* **Goal of the exercise**
Rewrite the listing below, changing every "Point" to "Marker" and keeping everything else the same. Leave out the pictures.
======== Dataset entries ========
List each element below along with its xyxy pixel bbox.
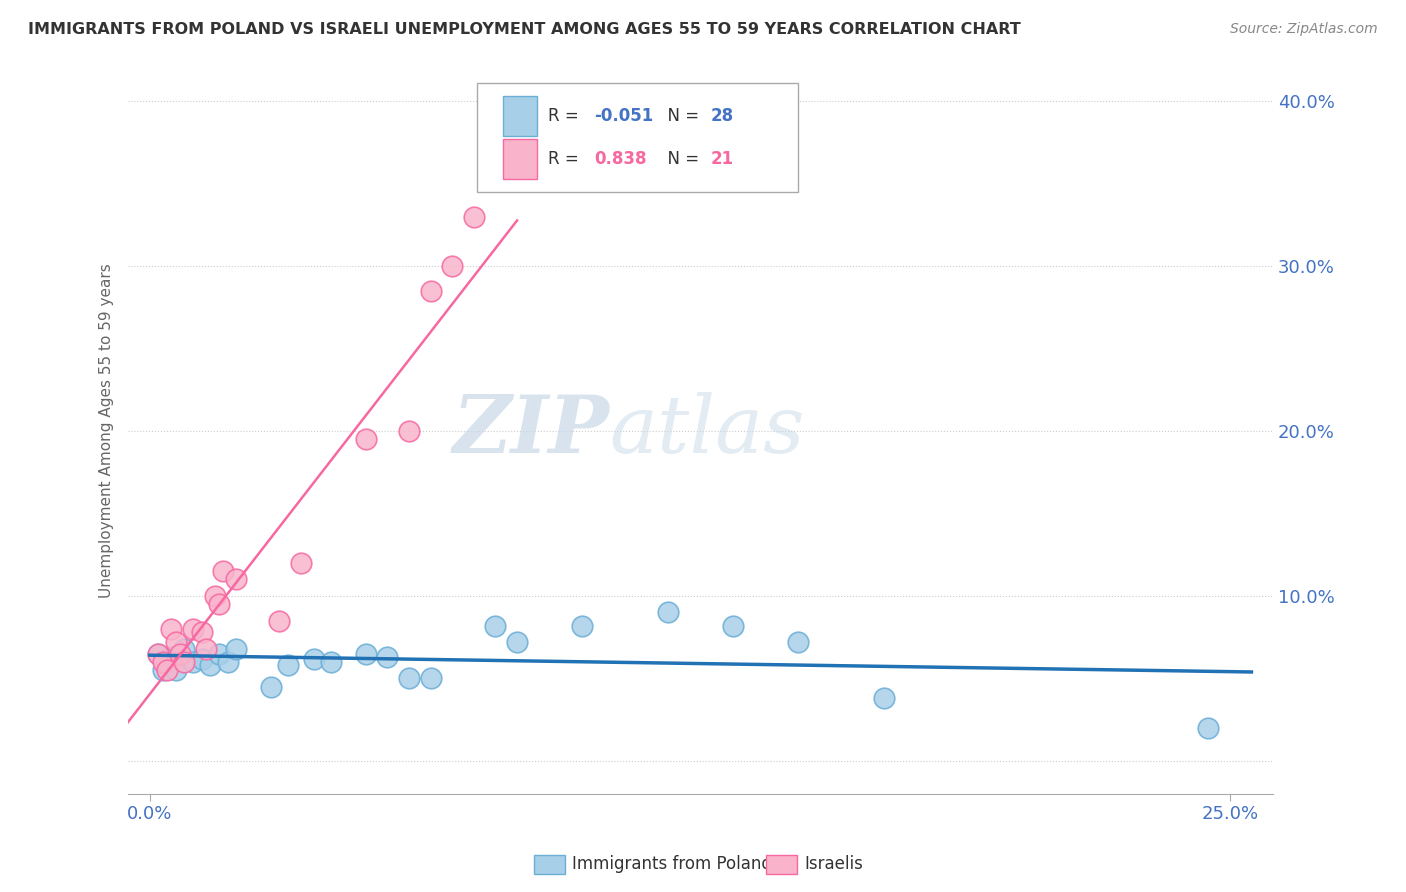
FancyBboxPatch shape bbox=[478, 83, 799, 192]
Point bbox=[225, 641, 247, 656]
Point bbox=[169, 647, 191, 661]
Point bbox=[160, 622, 183, 636]
Point bbox=[208, 647, 231, 661]
Point bbox=[152, 655, 174, 669]
Point bbox=[148, 647, 170, 661]
FancyBboxPatch shape bbox=[502, 139, 537, 179]
Point bbox=[441, 260, 464, 274]
Point bbox=[190, 625, 212, 640]
Point bbox=[354, 647, 377, 661]
Point bbox=[484, 618, 506, 632]
Text: N =: N = bbox=[657, 150, 704, 169]
Y-axis label: Unemployment Among Ages 55 to 59 years: Unemployment Among Ages 55 to 59 years bbox=[100, 264, 114, 599]
Text: atlas: atlas bbox=[609, 392, 804, 470]
Point bbox=[571, 618, 593, 632]
Text: Immigrants from Poland: Immigrants from Poland bbox=[572, 855, 772, 873]
Point bbox=[463, 210, 485, 224]
Point bbox=[195, 641, 218, 656]
Point bbox=[156, 655, 179, 669]
Point bbox=[173, 641, 195, 656]
Point bbox=[181, 655, 204, 669]
Point bbox=[419, 284, 441, 298]
Point bbox=[260, 680, 283, 694]
Point bbox=[190, 651, 212, 665]
Text: 28: 28 bbox=[711, 107, 734, 125]
Point bbox=[204, 589, 226, 603]
Point bbox=[290, 556, 312, 570]
Point bbox=[165, 635, 187, 649]
Point bbox=[873, 691, 896, 706]
Point bbox=[269, 614, 291, 628]
Point bbox=[277, 658, 299, 673]
Point bbox=[152, 663, 174, 677]
Text: 21: 21 bbox=[711, 150, 734, 169]
Point bbox=[160, 649, 183, 664]
Point bbox=[786, 635, 808, 649]
Point bbox=[225, 573, 247, 587]
Text: R =: R = bbox=[548, 107, 585, 125]
Point bbox=[321, 655, 343, 669]
Point bbox=[302, 651, 325, 665]
Point bbox=[173, 655, 195, 669]
Point bbox=[419, 671, 441, 685]
Point bbox=[148, 647, 170, 661]
Point bbox=[1197, 721, 1219, 735]
Point bbox=[354, 433, 377, 447]
Point bbox=[377, 649, 399, 664]
FancyBboxPatch shape bbox=[502, 95, 537, 136]
Point bbox=[200, 658, 222, 673]
Text: ZIP: ZIP bbox=[453, 392, 609, 470]
Text: -0.051: -0.051 bbox=[595, 107, 654, 125]
Point bbox=[217, 655, 239, 669]
Text: IMMIGRANTS FROM POLAND VS ISRAELI UNEMPLOYMENT AMONG AGES 55 TO 59 YEARS CORRELA: IMMIGRANTS FROM POLAND VS ISRAELI UNEMPL… bbox=[28, 22, 1021, 37]
Text: R =: R = bbox=[548, 150, 585, 169]
Text: N =: N = bbox=[657, 107, 704, 125]
Point bbox=[156, 663, 179, 677]
Point bbox=[212, 564, 235, 578]
Point bbox=[721, 618, 744, 632]
Point bbox=[165, 663, 187, 677]
Point bbox=[506, 635, 529, 649]
Point bbox=[657, 606, 679, 620]
Point bbox=[208, 597, 231, 611]
Text: Israelis: Israelis bbox=[804, 855, 863, 873]
Point bbox=[181, 622, 204, 636]
Point bbox=[398, 671, 420, 685]
Point bbox=[398, 424, 420, 438]
Text: Source: ZipAtlas.com: Source: ZipAtlas.com bbox=[1230, 22, 1378, 37]
Text: 0.838: 0.838 bbox=[595, 150, 647, 169]
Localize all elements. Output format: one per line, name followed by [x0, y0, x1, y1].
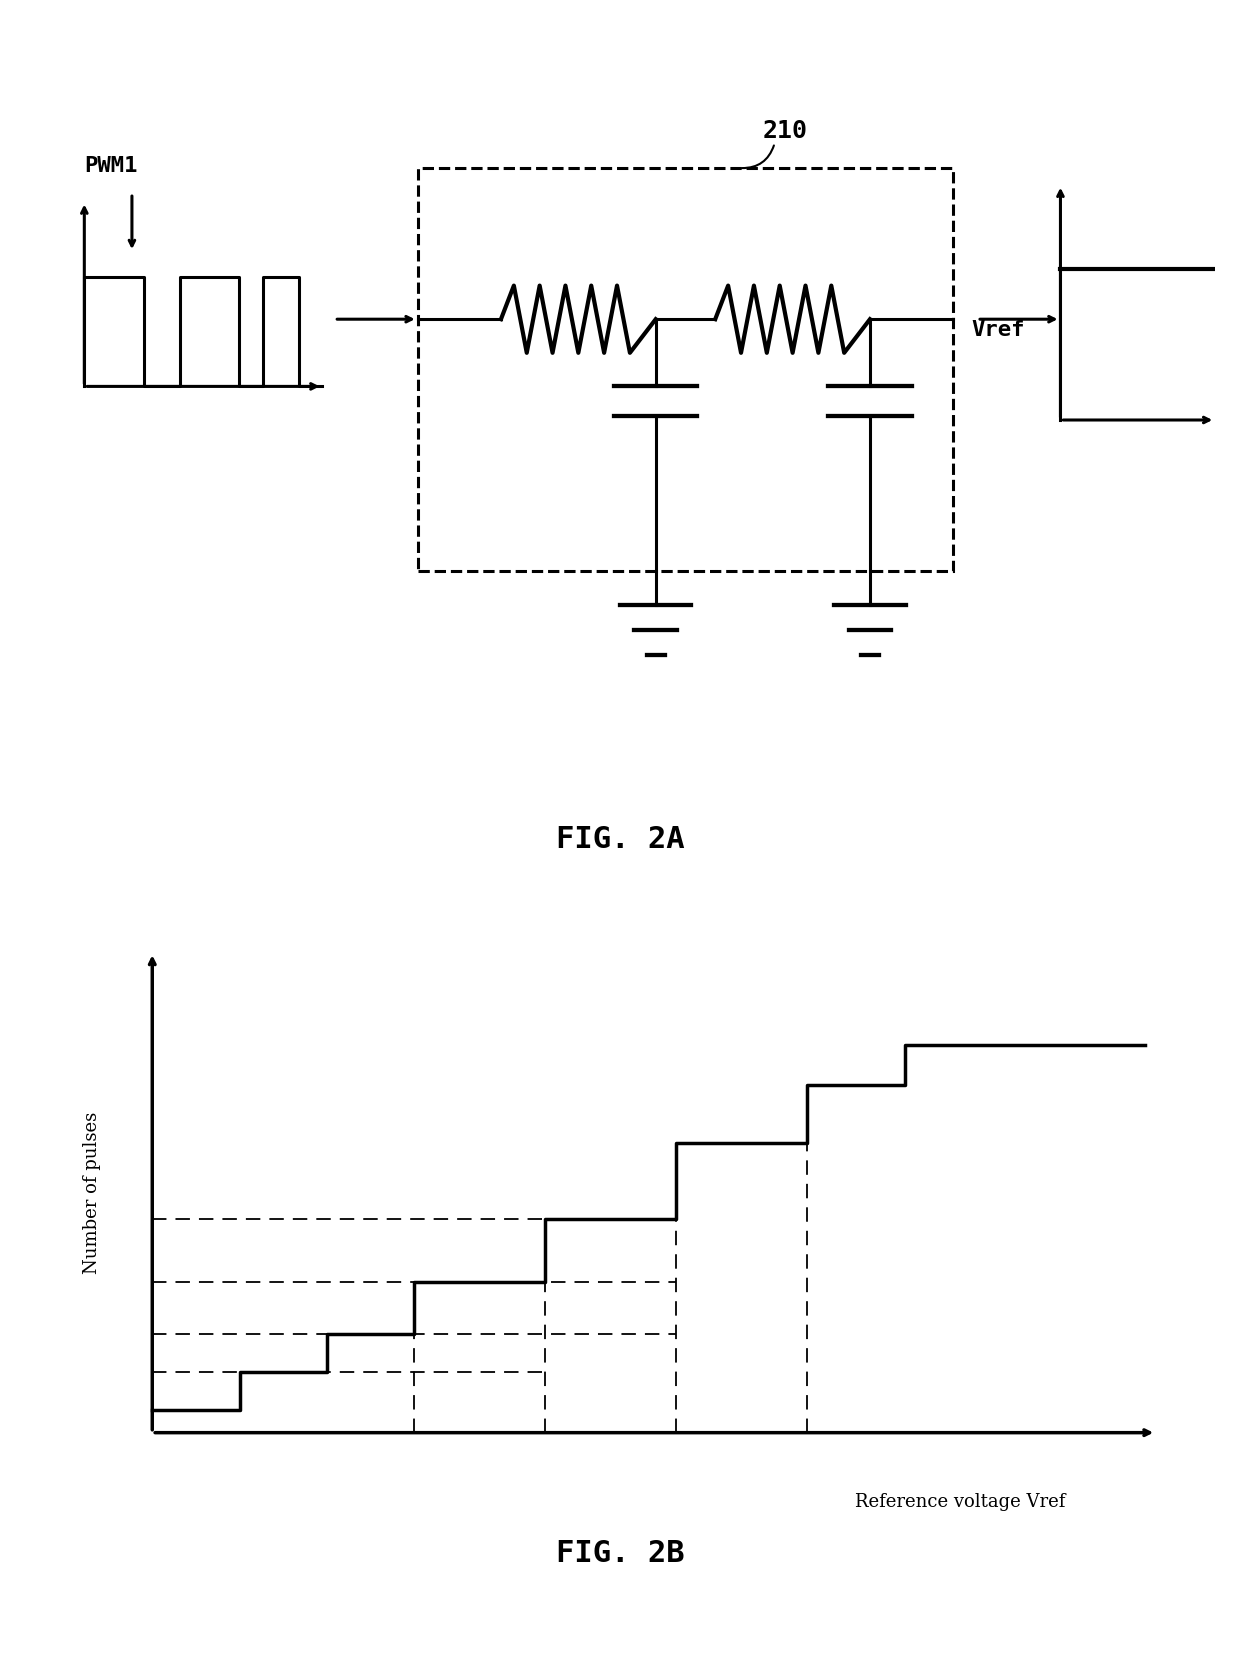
- Text: Number of pulses: Number of pulses: [83, 1112, 102, 1273]
- Text: FIG. 2A: FIG. 2A: [556, 825, 684, 855]
- Text: Vref: Vref: [971, 319, 1024, 339]
- Text: PWM1: PWM1: [84, 156, 138, 176]
- Text: Reference voltage Vref: Reference voltage Vref: [854, 1494, 1065, 1512]
- Text: FIG. 2B: FIG. 2B: [556, 1539, 684, 1569]
- Text: 210: 210: [763, 119, 807, 143]
- Bar: [418, 168, 954, 571]
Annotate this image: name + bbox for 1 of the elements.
========
* **The solution**
List each element below along with its xyxy pixel bbox.
FancyBboxPatch shape bbox=[478, 83, 799, 192]
Marker bbox=[225, 641, 247, 656]
Marker bbox=[169, 647, 191, 661]
Marker bbox=[160, 622, 183, 636]
Marker bbox=[208, 647, 231, 661]
Marker bbox=[152, 655, 174, 669]
Marker bbox=[148, 647, 170, 661]
FancyBboxPatch shape bbox=[502, 139, 537, 179]
Marker bbox=[441, 260, 464, 274]
Marker bbox=[190, 625, 212, 640]
Marker bbox=[354, 647, 377, 661]
Marker bbox=[484, 618, 506, 632]
Text: N =: N = bbox=[657, 150, 704, 169]
Y-axis label: Unemployment Among Ages 55 to 59 years: Unemployment Among Ages 55 to 59 years bbox=[100, 264, 114, 599]
Text: atlas: atlas bbox=[609, 392, 804, 470]
Marker bbox=[571, 618, 593, 632]
Text: Immigrants from Poland: Immigrants from Poland bbox=[572, 855, 772, 873]
Marker bbox=[463, 210, 485, 224]
Marker bbox=[195, 641, 218, 656]
Marker bbox=[156, 655, 179, 669]
Marker bbox=[173, 641, 195, 656]
Marker bbox=[181, 655, 204, 669]
Marker bbox=[419, 284, 441, 298]
Marker bbox=[260, 680, 283, 694]
Marker bbox=[190, 651, 212, 665]
Text: 28: 28 bbox=[711, 107, 734, 125]
Marker bbox=[204, 589, 226, 603]
Marker bbox=[290, 556, 312, 570]
Marker bbox=[165, 635, 187, 649]
Marker bbox=[873, 691, 896, 706]
Marker bbox=[269, 614, 291, 628]
Marker bbox=[277, 658, 299, 673]
Marker bbox=[152, 663, 174, 677]
Text: 21: 21 bbox=[711, 150, 734, 169]
Marker bbox=[160, 649, 183, 664]
Marker bbox=[786, 635, 808, 649]
Marker bbox=[225, 573, 247, 587]
Text: R =: R = bbox=[548, 107, 585, 125]
Marker bbox=[321, 655, 343, 669]
Marker bbox=[302, 651, 325, 665]
Marker bbox=[173, 655, 195, 669]
Marker bbox=[419, 671, 441, 685]
Marker bbox=[148, 647, 170, 661]
Marker bbox=[1197, 721, 1219, 735]
Marker bbox=[354, 433, 377, 447]
Marker bbox=[377, 649, 399, 664]
FancyBboxPatch shape bbox=[502, 95, 537, 136]
Marker bbox=[200, 658, 222, 673]
Text: ZIP: ZIP bbox=[453, 392, 609, 470]
Text: -0.051: -0.051 bbox=[595, 107, 654, 125]
Marker bbox=[217, 655, 239, 669]
Text: IMMIGRANTS FROM POLAND VS ISRAELI UNEMPLOYMENT AMONG AGES 55 TO 59 YEARS CORRELA: IMMIGRANTS FROM POLAND VS ISRAELI UNEMPL… bbox=[28, 22, 1021, 37]
Text: R =: R = bbox=[548, 150, 585, 169]
Text: N =: N = bbox=[657, 107, 704, 125]
Marker bbox=[156, 663, 179, 677]
Marker bbox=[212, 564, 235, 578]
Marker bbox=[721, 618, 744, 632]
Marker bbox=[165, 663, 187, 677]
Marker bbox=[506, 635, 529, 649]
Marker bbox=[657, 606, 679, 620]
Marker bbox=[208, 597, 231, 611]
Text: Israelis: Israelis bbox=[804, 855, 863, 873]
Marker bbox=[181, 622, 204, 636]
Marker bbox=[398, 671, 420, 685]
Marker bbox=[398, 424, 420, 438]
Text: Source: ZipAtlas.com: Source: ZipAtlas.com bbox=[1230, 22, 1378, 37]
Text: 0.838: 0.838 bbox=[595, 150, 647, 169]
Localize all elements. Output format: one per line, name followed by [x0, y0, x1, y1].
- Text: Number of pulses: Number of pulses: [83, 1112, 102, 1273]
- Text: FIG. 2A: FIG. 2A: [556, 825, 684, 855]
- Text: Vref: Vref: [971, 319, 1024, 339]
- Text: PWM1: PWM1: [84, 156, 138, 176]
- Text: Reference voltage Vref: Reference voltage Vref: [854, 1494, 1065, 1512]
- Text: FIG. 2B: FIG. 2B: [556, 1539, 684, 1569]
- Text: 210: 210: [763, 119, 807, 143]
- Bar: [418, 168, 954, 571]
Annotate this image: name + bbox for 1 of the elements.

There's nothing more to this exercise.